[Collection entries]
-------------------------

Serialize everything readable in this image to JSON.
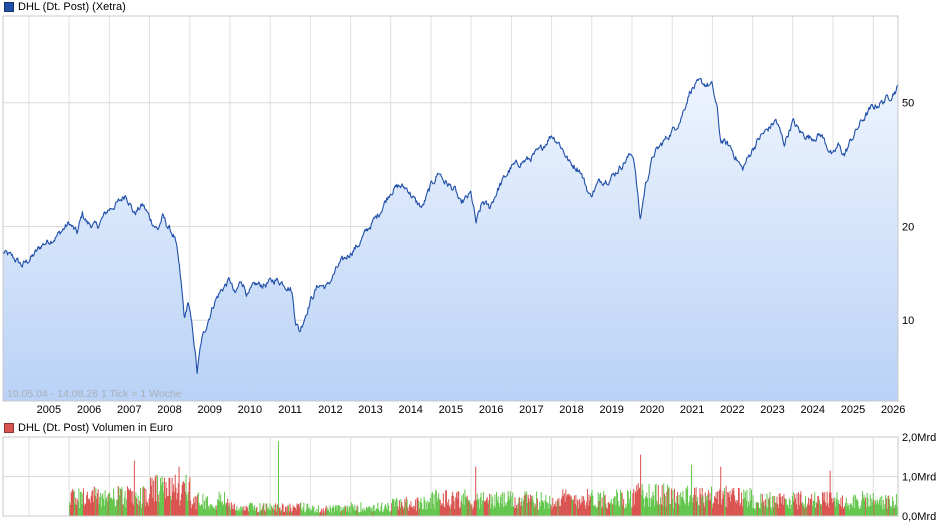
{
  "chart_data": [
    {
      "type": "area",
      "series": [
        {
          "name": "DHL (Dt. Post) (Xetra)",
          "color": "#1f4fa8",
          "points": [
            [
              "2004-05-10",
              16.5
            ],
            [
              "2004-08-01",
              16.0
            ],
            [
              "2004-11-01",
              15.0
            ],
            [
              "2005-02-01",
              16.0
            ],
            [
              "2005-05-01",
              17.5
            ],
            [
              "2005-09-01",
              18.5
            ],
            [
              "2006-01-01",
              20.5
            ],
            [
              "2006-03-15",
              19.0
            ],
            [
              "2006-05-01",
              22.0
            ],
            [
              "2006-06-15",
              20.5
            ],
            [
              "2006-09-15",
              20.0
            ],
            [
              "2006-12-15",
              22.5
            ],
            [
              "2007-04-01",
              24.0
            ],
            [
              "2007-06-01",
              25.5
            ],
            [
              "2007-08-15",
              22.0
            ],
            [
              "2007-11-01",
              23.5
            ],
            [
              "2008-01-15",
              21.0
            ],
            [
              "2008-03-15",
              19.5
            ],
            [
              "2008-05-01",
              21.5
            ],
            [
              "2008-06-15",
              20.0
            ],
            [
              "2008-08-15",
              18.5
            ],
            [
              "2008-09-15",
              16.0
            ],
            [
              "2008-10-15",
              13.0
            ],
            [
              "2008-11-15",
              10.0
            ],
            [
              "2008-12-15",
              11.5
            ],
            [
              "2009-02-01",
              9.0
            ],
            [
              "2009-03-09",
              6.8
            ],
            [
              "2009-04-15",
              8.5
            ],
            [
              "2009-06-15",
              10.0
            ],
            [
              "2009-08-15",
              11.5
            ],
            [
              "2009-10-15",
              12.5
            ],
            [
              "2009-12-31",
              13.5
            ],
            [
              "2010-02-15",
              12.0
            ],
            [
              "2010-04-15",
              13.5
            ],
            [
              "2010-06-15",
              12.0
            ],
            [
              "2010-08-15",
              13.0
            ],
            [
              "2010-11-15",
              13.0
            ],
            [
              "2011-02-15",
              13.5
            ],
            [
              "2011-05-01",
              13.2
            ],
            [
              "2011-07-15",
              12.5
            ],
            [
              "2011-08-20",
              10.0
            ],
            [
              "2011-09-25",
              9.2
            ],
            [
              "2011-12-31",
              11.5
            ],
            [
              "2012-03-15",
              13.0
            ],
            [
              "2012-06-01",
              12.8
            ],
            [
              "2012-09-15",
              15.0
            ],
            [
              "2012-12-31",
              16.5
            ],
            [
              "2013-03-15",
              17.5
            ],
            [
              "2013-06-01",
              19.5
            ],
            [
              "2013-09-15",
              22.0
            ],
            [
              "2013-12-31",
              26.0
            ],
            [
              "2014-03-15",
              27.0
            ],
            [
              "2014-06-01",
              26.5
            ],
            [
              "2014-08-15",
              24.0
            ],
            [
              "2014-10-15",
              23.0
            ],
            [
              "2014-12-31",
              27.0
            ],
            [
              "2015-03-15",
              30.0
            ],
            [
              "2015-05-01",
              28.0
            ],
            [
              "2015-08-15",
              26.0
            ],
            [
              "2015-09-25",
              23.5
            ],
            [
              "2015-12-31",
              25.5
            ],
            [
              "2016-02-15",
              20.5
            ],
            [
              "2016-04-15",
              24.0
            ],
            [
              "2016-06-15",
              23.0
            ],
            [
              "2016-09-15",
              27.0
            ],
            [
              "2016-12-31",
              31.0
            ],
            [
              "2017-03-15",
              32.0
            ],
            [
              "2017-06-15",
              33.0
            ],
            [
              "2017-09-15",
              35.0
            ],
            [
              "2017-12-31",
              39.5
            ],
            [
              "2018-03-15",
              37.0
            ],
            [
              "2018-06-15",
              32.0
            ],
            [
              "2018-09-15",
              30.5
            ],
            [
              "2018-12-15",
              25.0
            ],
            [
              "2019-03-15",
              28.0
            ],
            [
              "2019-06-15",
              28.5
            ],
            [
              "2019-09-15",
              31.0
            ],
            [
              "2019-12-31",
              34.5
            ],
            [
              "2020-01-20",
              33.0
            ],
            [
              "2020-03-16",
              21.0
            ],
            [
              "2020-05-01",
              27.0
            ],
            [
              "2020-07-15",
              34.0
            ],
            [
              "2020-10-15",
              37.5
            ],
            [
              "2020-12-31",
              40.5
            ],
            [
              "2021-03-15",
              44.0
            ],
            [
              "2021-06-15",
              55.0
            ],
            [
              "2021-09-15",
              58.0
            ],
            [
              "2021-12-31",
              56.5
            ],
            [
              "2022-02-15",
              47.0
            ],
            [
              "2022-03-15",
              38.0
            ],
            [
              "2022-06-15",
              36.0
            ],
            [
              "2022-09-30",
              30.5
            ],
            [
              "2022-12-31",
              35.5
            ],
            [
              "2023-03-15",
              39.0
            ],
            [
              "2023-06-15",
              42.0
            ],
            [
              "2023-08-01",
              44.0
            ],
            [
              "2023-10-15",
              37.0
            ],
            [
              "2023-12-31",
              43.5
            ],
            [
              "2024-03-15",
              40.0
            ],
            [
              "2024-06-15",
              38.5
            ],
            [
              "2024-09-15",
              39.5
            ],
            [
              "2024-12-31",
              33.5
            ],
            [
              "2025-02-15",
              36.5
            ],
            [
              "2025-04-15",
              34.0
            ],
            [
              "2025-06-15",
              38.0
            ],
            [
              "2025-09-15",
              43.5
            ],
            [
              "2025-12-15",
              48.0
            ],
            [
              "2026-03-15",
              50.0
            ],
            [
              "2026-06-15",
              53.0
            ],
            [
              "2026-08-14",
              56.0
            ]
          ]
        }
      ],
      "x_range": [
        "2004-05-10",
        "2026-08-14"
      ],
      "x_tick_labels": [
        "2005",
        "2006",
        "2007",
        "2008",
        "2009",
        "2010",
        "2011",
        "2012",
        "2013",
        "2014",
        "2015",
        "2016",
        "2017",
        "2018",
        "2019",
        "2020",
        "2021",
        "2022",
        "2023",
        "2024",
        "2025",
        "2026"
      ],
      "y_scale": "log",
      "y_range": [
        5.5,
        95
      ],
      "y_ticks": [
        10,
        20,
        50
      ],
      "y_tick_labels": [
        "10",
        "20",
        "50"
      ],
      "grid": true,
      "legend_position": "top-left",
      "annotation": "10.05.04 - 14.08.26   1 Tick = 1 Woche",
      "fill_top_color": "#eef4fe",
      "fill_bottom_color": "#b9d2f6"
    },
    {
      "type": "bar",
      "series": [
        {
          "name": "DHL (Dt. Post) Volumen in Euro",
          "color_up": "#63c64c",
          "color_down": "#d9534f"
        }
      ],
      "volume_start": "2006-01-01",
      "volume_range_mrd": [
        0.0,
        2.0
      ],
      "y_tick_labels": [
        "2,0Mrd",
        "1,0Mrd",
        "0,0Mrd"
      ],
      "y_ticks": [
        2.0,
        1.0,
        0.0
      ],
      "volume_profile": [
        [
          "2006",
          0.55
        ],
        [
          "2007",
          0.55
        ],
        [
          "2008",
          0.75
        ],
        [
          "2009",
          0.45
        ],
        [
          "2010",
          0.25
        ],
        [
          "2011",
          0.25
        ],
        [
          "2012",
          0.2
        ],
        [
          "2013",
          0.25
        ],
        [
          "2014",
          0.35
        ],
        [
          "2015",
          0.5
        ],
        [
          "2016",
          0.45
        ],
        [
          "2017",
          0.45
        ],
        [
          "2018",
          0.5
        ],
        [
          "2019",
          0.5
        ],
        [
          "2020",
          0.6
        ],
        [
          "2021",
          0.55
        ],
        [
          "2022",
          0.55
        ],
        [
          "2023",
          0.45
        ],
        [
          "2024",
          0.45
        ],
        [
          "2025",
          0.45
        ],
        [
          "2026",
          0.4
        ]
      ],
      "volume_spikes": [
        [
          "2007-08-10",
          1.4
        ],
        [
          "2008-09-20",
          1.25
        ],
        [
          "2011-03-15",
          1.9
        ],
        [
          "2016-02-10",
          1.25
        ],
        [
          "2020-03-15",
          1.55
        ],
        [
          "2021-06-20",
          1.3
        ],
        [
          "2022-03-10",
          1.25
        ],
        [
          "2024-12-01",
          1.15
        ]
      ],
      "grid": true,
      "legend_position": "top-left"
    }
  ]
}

-------------------------

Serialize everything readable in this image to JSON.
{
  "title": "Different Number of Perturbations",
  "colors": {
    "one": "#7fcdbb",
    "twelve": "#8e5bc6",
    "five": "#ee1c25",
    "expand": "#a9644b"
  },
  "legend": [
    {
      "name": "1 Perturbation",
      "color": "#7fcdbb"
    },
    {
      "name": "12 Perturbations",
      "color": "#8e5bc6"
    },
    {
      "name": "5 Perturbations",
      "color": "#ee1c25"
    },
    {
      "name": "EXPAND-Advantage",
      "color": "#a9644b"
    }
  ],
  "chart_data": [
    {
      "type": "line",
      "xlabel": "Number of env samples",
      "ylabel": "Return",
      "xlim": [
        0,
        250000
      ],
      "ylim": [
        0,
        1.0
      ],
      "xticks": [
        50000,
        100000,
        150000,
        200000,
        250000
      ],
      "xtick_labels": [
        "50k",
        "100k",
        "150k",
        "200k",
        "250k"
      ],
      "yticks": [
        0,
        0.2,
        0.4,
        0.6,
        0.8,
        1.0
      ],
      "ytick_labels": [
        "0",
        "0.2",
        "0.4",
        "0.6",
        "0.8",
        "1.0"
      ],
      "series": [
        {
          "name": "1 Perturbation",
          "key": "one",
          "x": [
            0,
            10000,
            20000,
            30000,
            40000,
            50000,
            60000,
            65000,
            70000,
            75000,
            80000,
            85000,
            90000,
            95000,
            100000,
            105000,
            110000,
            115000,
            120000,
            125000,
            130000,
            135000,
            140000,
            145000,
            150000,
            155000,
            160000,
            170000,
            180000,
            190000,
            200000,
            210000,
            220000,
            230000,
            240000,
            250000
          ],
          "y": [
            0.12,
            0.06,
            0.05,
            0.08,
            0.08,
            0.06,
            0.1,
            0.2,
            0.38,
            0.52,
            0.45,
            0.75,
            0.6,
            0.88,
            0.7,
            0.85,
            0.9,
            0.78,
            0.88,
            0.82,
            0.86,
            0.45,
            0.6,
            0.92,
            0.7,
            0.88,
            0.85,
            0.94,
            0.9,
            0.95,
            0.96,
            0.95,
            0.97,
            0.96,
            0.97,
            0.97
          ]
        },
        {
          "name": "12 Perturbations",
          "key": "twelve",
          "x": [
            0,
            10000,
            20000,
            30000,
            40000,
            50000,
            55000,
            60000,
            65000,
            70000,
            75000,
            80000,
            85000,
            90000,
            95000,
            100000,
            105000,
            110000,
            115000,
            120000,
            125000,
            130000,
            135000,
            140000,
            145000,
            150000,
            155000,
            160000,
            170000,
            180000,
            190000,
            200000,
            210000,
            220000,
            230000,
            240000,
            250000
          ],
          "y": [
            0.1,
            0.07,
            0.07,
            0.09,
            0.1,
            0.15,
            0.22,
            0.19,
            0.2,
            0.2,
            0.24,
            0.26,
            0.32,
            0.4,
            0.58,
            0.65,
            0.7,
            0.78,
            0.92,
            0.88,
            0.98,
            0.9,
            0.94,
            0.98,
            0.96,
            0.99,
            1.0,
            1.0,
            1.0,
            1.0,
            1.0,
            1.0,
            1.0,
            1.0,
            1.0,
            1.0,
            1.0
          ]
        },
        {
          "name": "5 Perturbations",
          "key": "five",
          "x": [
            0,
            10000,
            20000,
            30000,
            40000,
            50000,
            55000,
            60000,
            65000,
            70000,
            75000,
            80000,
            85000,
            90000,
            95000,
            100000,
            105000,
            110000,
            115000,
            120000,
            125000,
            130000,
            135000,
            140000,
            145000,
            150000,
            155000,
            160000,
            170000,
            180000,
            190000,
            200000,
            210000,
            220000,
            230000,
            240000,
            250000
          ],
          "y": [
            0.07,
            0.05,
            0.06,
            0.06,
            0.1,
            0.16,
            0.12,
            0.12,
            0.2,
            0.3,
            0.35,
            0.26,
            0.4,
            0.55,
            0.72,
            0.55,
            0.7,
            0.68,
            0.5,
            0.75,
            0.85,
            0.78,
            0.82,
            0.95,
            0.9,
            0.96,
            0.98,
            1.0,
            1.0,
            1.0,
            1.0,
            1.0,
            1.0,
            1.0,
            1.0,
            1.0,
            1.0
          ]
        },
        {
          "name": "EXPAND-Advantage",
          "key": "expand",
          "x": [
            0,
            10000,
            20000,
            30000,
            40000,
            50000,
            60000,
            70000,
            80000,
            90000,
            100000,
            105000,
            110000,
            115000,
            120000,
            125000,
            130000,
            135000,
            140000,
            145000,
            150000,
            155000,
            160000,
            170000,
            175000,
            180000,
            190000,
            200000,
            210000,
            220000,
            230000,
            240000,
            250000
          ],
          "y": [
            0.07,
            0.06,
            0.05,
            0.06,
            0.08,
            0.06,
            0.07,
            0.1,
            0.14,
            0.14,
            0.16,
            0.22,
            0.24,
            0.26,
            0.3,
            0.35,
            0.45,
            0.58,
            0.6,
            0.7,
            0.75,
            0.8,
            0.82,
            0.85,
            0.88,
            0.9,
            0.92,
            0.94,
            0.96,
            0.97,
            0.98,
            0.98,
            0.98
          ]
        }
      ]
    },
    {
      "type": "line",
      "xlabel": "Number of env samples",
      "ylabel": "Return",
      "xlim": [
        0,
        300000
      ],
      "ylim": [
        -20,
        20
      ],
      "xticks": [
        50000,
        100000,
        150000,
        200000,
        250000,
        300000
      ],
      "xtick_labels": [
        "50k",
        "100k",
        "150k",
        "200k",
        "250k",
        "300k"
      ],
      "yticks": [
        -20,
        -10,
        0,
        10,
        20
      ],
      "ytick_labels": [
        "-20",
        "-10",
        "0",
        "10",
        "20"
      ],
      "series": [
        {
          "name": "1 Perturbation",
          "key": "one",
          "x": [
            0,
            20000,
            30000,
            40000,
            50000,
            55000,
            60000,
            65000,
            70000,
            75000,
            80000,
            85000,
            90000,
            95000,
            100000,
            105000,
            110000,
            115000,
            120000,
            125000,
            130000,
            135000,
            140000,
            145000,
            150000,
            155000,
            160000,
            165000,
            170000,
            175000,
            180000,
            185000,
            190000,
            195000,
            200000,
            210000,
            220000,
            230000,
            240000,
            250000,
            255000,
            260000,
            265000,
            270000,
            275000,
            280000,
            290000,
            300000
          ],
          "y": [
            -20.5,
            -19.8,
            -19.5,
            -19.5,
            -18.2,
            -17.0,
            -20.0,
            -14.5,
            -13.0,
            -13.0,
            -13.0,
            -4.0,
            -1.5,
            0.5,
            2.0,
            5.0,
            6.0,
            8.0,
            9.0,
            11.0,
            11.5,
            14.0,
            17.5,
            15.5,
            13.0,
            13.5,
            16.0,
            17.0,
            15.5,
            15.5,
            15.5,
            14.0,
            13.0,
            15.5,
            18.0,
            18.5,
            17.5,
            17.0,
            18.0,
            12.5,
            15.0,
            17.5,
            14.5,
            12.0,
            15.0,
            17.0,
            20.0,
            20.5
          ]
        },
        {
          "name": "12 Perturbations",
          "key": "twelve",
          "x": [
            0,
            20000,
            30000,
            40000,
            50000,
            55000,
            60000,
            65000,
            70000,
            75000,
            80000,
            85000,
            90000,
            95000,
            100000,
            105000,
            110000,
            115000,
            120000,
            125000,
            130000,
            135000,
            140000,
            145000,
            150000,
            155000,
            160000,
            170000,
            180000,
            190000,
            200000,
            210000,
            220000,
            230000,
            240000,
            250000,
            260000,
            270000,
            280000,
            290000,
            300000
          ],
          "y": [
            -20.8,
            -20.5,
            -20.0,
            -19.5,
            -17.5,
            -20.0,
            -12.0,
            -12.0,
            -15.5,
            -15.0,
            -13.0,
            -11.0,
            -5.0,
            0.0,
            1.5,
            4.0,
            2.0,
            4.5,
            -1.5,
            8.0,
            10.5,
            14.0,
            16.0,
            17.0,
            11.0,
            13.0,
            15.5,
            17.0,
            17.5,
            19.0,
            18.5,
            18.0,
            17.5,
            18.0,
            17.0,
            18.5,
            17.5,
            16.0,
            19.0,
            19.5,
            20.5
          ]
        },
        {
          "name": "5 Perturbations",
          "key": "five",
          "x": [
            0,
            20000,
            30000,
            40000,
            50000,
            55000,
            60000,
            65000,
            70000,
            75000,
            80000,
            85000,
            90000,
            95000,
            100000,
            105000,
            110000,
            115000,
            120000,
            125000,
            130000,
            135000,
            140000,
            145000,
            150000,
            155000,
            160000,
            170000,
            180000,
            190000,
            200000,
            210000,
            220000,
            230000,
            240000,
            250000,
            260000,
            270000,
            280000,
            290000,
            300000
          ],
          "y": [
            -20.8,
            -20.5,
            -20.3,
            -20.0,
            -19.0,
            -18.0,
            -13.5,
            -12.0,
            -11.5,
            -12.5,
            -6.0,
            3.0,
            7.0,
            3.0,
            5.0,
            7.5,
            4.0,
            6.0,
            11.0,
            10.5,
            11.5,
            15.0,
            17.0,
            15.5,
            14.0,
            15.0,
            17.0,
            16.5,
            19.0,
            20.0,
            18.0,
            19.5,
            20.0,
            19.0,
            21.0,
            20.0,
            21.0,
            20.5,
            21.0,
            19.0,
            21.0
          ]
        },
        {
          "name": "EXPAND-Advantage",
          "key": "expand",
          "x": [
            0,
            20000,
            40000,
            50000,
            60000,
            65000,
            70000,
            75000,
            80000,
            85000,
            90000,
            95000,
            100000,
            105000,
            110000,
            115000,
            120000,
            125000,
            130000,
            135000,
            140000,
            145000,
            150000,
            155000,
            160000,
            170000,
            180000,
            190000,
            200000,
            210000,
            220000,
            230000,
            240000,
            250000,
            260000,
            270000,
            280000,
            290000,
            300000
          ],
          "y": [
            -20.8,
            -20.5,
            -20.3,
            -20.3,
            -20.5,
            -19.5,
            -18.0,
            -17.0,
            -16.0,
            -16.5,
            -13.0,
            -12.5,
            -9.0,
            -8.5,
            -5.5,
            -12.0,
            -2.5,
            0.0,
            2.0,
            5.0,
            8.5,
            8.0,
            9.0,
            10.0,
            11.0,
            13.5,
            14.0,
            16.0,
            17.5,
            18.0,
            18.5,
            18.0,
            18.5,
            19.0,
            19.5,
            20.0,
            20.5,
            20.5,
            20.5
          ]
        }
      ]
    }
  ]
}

-------------------------

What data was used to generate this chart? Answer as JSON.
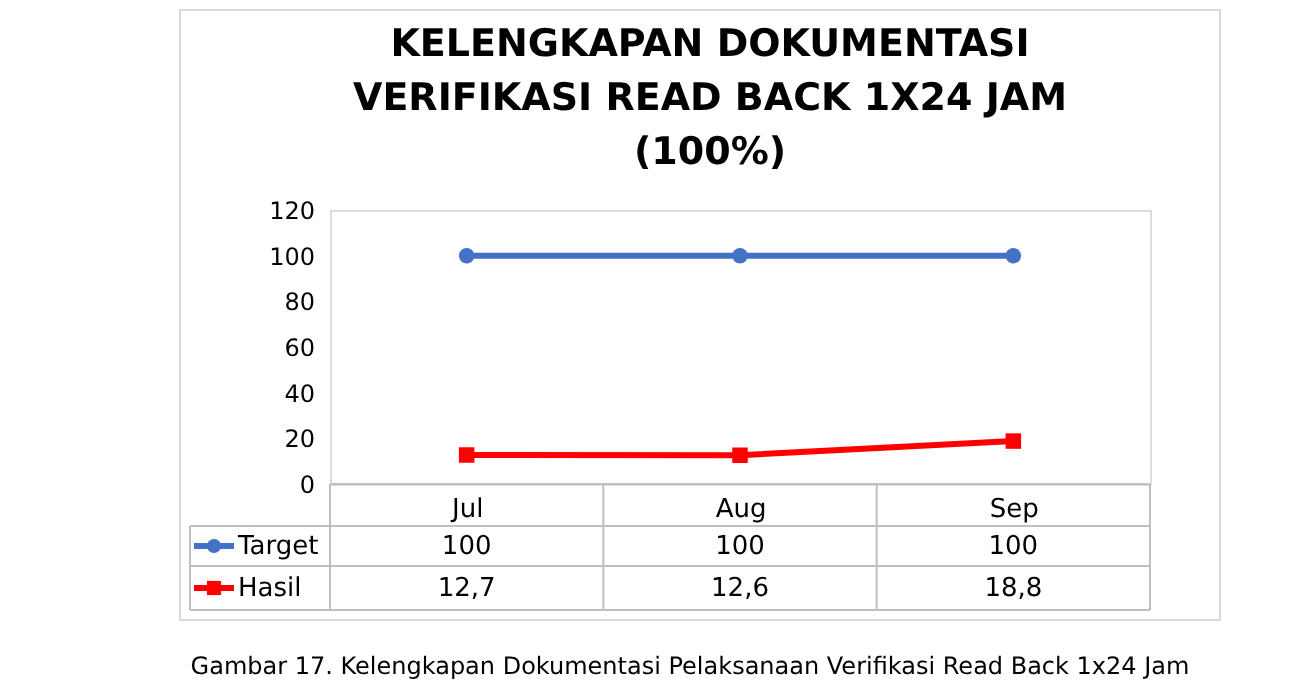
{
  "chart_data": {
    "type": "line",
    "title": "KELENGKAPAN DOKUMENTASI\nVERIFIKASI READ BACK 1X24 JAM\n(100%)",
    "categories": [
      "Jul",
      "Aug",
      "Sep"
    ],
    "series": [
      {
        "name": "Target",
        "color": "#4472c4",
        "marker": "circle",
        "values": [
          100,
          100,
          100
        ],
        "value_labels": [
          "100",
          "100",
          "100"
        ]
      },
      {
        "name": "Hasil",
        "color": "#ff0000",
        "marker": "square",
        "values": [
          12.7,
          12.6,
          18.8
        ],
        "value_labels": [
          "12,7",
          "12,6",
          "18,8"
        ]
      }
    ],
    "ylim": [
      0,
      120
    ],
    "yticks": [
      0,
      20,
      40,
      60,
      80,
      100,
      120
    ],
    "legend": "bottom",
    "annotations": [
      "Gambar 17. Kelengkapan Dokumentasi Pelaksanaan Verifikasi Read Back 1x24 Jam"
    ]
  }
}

-------------------------

Go through the material line by line. Show each line that contains the string "Perturbations".

#### Output:
  "title": "Different Number of Perturbations",
      "name": "12 Perturbations",
      "name": "5 Perturbations",
          "name": "12 Perturbations",
          "name": "5 Perturbations",
          "name": "12 Perturbations",
          "name": "5 Perturbations",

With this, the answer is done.